--- MATERIAL PROVIDED ---

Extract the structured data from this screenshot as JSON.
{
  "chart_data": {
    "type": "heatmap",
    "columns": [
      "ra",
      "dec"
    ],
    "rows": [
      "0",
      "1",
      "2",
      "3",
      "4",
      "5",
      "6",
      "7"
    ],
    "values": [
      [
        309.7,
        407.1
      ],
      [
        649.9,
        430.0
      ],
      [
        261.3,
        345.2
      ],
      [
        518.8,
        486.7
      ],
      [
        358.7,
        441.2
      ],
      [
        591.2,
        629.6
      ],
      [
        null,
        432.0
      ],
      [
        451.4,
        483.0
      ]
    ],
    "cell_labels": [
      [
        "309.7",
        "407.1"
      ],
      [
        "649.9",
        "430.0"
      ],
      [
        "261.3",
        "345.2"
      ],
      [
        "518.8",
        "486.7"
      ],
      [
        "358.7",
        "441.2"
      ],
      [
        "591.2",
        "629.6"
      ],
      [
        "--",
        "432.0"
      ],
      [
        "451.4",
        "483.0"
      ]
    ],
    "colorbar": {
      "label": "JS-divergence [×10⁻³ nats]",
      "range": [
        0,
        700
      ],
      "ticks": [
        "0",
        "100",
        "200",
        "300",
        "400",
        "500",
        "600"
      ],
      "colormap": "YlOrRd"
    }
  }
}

---

PROMPT: Write out each line of the data above again, exactly as given.

OUTPUT OF THE EXERCISE:
Extract the structured data from this screenshot as JSON.
{
  "chart_data": {
    "type": "heatmap",
    "columns": [
      "ra",
      "dec"
    ],
    "rows": [
      "0",
      "1",
      "2",
      "3",
      "4",
      "5",
      "6",
      "7"
    ],
    "values": [
      [
        309.7,
        407.1
      ],
      [
        649.9,
        430.0
      ],
      [
        261.3,
        345.2
      ],
      [
        518.8,
        486.7
      ],
      [
        358.7,
        441.2
      ],
      [
        591.2,
        629.6
      ],
      [
        null,
        432.0
      ],
      [
        451.4,
        483.0
      ]
    ],
    "cell_labels": [
      [
        "309.7",
        "407.1"
      ],
      [
        "649.9",
        "430.0"
      ],
      [
        "261.3",
        "345.2"
      ],
      [
        "518.8",
        "486.7"
      ],
      [
        "358.7",
        "441.2"
      ],
      [
        "591.2",
        "629.6"
      ],
      [
        "--",
        "432.0"
      ],
      [
        "451.4",
        "483.0"
      ]
    ],
    "colorbar": {
      "label": "JS-divergence [×10⁻³ nats]",
      "range": [
        0,
        700
      ],
      "ticks": [
        "0",
        "100",
        "200",
        "300",
        "400",
        "500",
        "600"
      ],
      "colormap": "YlOrRd"
    }
  }
}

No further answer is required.